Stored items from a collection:
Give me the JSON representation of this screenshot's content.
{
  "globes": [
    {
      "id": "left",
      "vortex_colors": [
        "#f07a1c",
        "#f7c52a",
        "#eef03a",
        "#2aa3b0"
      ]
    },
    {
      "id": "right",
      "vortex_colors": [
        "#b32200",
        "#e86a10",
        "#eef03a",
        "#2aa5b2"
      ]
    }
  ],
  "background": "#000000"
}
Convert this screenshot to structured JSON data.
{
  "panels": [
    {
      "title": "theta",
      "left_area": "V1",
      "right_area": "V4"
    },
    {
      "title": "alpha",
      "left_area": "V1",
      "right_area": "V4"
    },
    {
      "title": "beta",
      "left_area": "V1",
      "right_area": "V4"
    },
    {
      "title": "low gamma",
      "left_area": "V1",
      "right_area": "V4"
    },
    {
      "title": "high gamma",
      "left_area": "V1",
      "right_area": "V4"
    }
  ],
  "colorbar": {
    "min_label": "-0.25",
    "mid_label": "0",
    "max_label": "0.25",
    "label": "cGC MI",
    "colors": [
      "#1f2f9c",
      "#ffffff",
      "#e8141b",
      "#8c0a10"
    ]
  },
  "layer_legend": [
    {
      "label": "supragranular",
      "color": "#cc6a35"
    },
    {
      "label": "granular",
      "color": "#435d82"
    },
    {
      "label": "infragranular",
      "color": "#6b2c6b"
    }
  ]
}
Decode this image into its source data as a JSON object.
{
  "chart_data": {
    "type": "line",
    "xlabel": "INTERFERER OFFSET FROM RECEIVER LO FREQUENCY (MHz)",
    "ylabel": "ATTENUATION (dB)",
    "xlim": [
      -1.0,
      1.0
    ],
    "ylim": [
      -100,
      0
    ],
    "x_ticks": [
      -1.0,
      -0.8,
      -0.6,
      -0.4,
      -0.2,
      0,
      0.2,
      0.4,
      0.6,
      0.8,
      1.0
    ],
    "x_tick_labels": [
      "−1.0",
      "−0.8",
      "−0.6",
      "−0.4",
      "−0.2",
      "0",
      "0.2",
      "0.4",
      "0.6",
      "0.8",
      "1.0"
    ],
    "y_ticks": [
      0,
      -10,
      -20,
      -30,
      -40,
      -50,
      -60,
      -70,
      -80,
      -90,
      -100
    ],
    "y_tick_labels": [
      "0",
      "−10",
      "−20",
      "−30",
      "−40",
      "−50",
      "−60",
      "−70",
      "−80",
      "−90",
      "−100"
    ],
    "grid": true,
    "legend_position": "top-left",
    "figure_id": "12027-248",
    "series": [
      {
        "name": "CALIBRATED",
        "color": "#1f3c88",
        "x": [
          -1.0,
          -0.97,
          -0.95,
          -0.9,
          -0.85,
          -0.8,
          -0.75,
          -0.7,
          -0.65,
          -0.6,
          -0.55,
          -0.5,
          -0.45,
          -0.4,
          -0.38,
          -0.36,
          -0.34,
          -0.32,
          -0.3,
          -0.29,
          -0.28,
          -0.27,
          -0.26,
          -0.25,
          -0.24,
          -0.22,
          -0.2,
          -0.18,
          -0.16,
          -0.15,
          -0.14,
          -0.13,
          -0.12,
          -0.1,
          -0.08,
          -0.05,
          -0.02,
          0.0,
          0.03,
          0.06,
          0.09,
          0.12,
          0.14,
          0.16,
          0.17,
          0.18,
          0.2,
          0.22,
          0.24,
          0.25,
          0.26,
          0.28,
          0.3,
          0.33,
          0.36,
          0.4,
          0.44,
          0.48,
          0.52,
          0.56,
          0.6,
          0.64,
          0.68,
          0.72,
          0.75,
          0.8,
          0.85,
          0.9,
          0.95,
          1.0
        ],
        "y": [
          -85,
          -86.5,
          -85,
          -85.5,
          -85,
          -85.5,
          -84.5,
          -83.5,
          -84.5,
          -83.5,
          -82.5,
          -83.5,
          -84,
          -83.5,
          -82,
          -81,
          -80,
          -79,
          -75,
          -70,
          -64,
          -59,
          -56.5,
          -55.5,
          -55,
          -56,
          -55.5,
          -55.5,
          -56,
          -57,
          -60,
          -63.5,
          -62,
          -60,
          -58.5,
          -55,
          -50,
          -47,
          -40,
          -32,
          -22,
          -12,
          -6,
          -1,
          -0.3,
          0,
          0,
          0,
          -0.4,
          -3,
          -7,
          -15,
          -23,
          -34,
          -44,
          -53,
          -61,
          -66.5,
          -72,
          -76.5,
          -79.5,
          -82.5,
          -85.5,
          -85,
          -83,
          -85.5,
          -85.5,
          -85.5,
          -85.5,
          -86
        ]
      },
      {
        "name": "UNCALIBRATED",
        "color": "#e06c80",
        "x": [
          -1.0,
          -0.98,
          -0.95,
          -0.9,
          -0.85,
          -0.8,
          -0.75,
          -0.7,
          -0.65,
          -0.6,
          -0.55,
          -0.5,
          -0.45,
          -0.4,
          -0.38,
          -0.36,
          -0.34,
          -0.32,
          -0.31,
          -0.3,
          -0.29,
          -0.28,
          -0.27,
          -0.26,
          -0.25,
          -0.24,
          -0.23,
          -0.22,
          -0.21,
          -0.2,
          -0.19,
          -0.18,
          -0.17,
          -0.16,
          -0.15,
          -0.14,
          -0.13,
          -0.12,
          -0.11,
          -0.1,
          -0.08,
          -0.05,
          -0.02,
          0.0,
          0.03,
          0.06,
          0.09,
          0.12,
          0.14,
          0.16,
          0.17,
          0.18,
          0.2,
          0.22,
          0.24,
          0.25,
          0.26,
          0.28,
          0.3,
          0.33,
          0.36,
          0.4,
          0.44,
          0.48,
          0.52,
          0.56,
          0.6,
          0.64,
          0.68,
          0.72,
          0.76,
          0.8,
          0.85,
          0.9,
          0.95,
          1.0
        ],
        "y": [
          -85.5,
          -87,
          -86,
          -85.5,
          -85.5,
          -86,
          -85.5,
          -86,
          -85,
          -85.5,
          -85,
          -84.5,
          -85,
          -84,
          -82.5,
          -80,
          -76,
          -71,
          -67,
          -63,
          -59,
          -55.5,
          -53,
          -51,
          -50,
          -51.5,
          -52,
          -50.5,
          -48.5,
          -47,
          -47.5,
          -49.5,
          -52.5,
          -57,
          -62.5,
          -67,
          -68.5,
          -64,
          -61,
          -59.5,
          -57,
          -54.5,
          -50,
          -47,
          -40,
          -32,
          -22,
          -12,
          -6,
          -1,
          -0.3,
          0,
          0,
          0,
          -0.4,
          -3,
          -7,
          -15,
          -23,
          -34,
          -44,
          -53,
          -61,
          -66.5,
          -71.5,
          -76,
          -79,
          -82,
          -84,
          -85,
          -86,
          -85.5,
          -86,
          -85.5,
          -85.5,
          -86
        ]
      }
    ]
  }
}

* **Request**
Copy out all of the records shown above exactly.

* **Written response**
Give me the JSON representation of this screenshot's content.
{
  "globes": [
    {
      "id": "left",
      "vortex_colors": [
        "#f07a1c",
        "#f7c52a",
        "#eef03a",
        "#2aa3b0"
      ]
    },
    {
      "id": "right",
      "vortex_colors": [
        "#b32200",
        "#e86a10",
        "#eef03a",
        "#2aa5b2"
      ]
    }
  ],
  "background": "#000000"
}
Convert this screenshot to structured JSON data.
{
  "panels": [
    {
      "title": "theta",
      "left_area": "V1",
      "right_area": "V4"
    },
    {
      "title": "alpha",
      "left_area": "V1",
      "right_area": "V4"
    },
    {
      "title": "beta",
      "left_area": "V1",
      "right_area": "V4"
    },
    {
      "title": "low gamma",
      "left_area": "V1",
      "right_area": "V4"
    },
    {
      "title": "high gamma",
      "left_area": "V1",
      "right_area": "V4"
    }
  ],
  "colorbar": {
    "min_label": "-0.25",
    "mid_label": "0",
    "max_label": "0.25",
    "label": "cGC MI",
    "colors": [
      "#1f2f9c",
      "#ffffff",
      "#e8141b",
      "#8c0a10"
    ]
  },
  "layer_legend": [
    {
      "label": "supragranular",
      "color": "#cc6a35"
    },
    {
      "label": "granular",
      "color": "#435d82"
    },
    {
      "label": "infragranular",
      "color": "#6b2c6b"
    }
  ]
}
Decode this image into its source data as a JSON object.
{
  "chart_data": {
    "type": "line",
    "xlabel": "INTERFERER OFFSET FROM RECEIVER LO FREQUENCY (MHz)",
    "ylabel": "ATTENUATION (dB)",
    "xlim": [
      -1.0,
      1.0
    ],
    "ylim": [
      -100,
      0
    ],
    "x_ticks": [
      -1.0,
      -0.8,
      -0.6,
      -0.4,
      -0.2,
      0,
      0.2,
      0.4,
      0.6,
      0.8,
      1.0
    ],
    "x_tick_labels": [
      "−1.0",
      "−0.8",
      "−0.6",
      "−0.4",
      "−0.2",
      "0",
      "0.2",
      "0.4",
      "0.6",
      "0.8",
      "1.0"
    ],
    "y_ticks": [
      0,
      -10,
      -20,
      -30,
      -40,
      -50,
      -60,
      -70,
      -80,
      -90,
      -100
    ],
    "y_tick_labels": [
      "0",
      "−10",
      "−20",
      "−30",
      "−40",
      "−50",
      "−60",
      "−70",
      "−80",
      "−90",
      "−100"
    ],
    "grid": true,
    "legend_position": "top-left",
    "figure_id": "12027-248",
    "series": [
      {
        "name": "CALIBRATED",
        "color": "#1f3c88",
        "x": [
          -1.0,
          -0.97,
          -0.95,
          -0.9,
          -0.85,
          -0.8,
          -0.75,
          -0.7,
          -0.65,
          -0.6,
          -0.55,
          -0.5,
          -0.45,
          -0.4,
          -0.38,
          -0.36,
          -0.34,
          -0.32,
          -0.3,
          -0.29,
          -0.28,
          -0.27,
          -0.26,
          -0.25,
          -0.24,
          -0.22,
          -0.2,
          -0.18,
          -0.16,
          -0.15,
          -0.14,
          -0.13,
          -0.12,
          -0.1,
          -0.08,
          -0.05,
          -0.02,
          0.0,
          0.03,
          0.06,
          0.09,
          0.12,
          0.14,
          0.16,
          0.17,
          0.18,
          0.2,
          0.22,
          0.24,
          0.25,
          0.26,
          0.28,
          0.3,
          0.33,
          0.36,
          0.4,
          0.44,
          0.48,
          0.52,
          0.56,
          0.6,
          0.64,
          0.68,
          0.72,
          0.75,
          0.8,
          0.85,
          0.9,
          0.95,
          1.0
        ],
        "y": [
          -85,
          -86.5,
          -85,
          -85.5,
          -85,
          -85.5,
          -84.5,
          -83.5,
          -84.5,
          -83.5,
          -82.5,
          -83.5,
          -84,
          -83.5,
          -82,
          -81,
          -80,
          -79,
          -75,
          -70,
          -64,
          -59,
          -56.5,
          -55.5,
          -55,
          -56,
          -55.5,
          -55.5,
          -56,
          -57,
          -60,
          -63.5,
          -62,
          -60,
          -58.5,
          -55,
          -50,
          -47,
          -40,
          -32,
          -22,
          -12,
          -6,
          -1,
          -0.3,
          0,
          0,
          0,
          -0.4,
          -3,
          -7,
          -15,
          -23,
          -34,
          -44,
          -53,
          -61,
          -66.5,
          -72,
          -76.5,
          -79.5,
          -82.5,
          -85.5,
          -85,
          -83,
          -85.5,
          -85.5,
          -85.5,
          -85.5,
          -86
        ]
      },
      {
        "name": "UNCALIBRATED",
        "color": "#e06c80",
        "x": [
          -1.0,
          -0.98,
          -0.95,
          -0.9,
          -0.85,
          -0.8,
          -0.75,
          -0.7,
          -0.65,
          -0.6,
          -0.55,
          -0.5,
          -0.45,
          -0.4,
          -0.38,
          -0.36,
          -0.34,
          -0.32,
          -0.31,
          -0.3,
          -0.29,
          -0.28,
          -0.27,
          -0.26,
          -0.25,
          -0.24,
          -0.23,
          -0.22,
          -0.21,
          -0.2,
          -0.19,
          -0.18,
          -0.17,
          -0.16,
          -0.15,
          -0.14,
          -0.13,
          -0.12,
          -0.11,
          -0.1,
          -0.08,
          -0.05,
          -0.02,
          0.0,
          0.03,
          0.06,
          0.09,
          0.12,
          0.14,
          0.16,
          0.17,
          0.18,
          0.2,
          0.22,
          0.24,
          0.25,
          0.26,
          0.28,
          0.3,
          0.33,
          0.36,
          0.4,
          0.44,
          0.48,
          0.52,
          0.56,
          0.6,
          0.64,
          0.68,
          0.72,
          0.76,
          0.8,
          0.85,
          0.9,
          0.95,
          1.0
        ],
        "y": [
          -85.5,
          -87,
          -86,
          -85.5,
          -85.5,
          -86,
          -85.5,
          -86,
          -85,
          -85.5,
          -85,
          -84.5,
          -85,
          -84,
          -82.5,
          -80,
          -76,
          -71,
          -67,
          -63,
          -59,
          -55.5,
          -53,
          -51,
          -50,
          -51.5,
          -52,
          -50.5,
          -48.5,
          -47,
          -47.5,
          -49.5,
          -52.5,
          -57,
          -62.5,
          -67,
          -68.5,
          -64,
          -61,
          -59.5,
          -57,
          -54.5,
          -50,
          -47,
          -40,
          -32,
          -22,
          -12,
          -6,
          -1,
          -0.3,
          0,
          0,
          0,
          -0.4,
          -3,
          -7,
          -15,
          -23,
          -34,
          -44,
          -53,
          -61,
          -66.5,
          -71.5,
          -76,
          -79,
          -82,
          -84,
          -85,
          -86,
          -85.5,
          -86,
          -85.5,
          -85.5,
          -86
        ]
      }
    ]
  }
}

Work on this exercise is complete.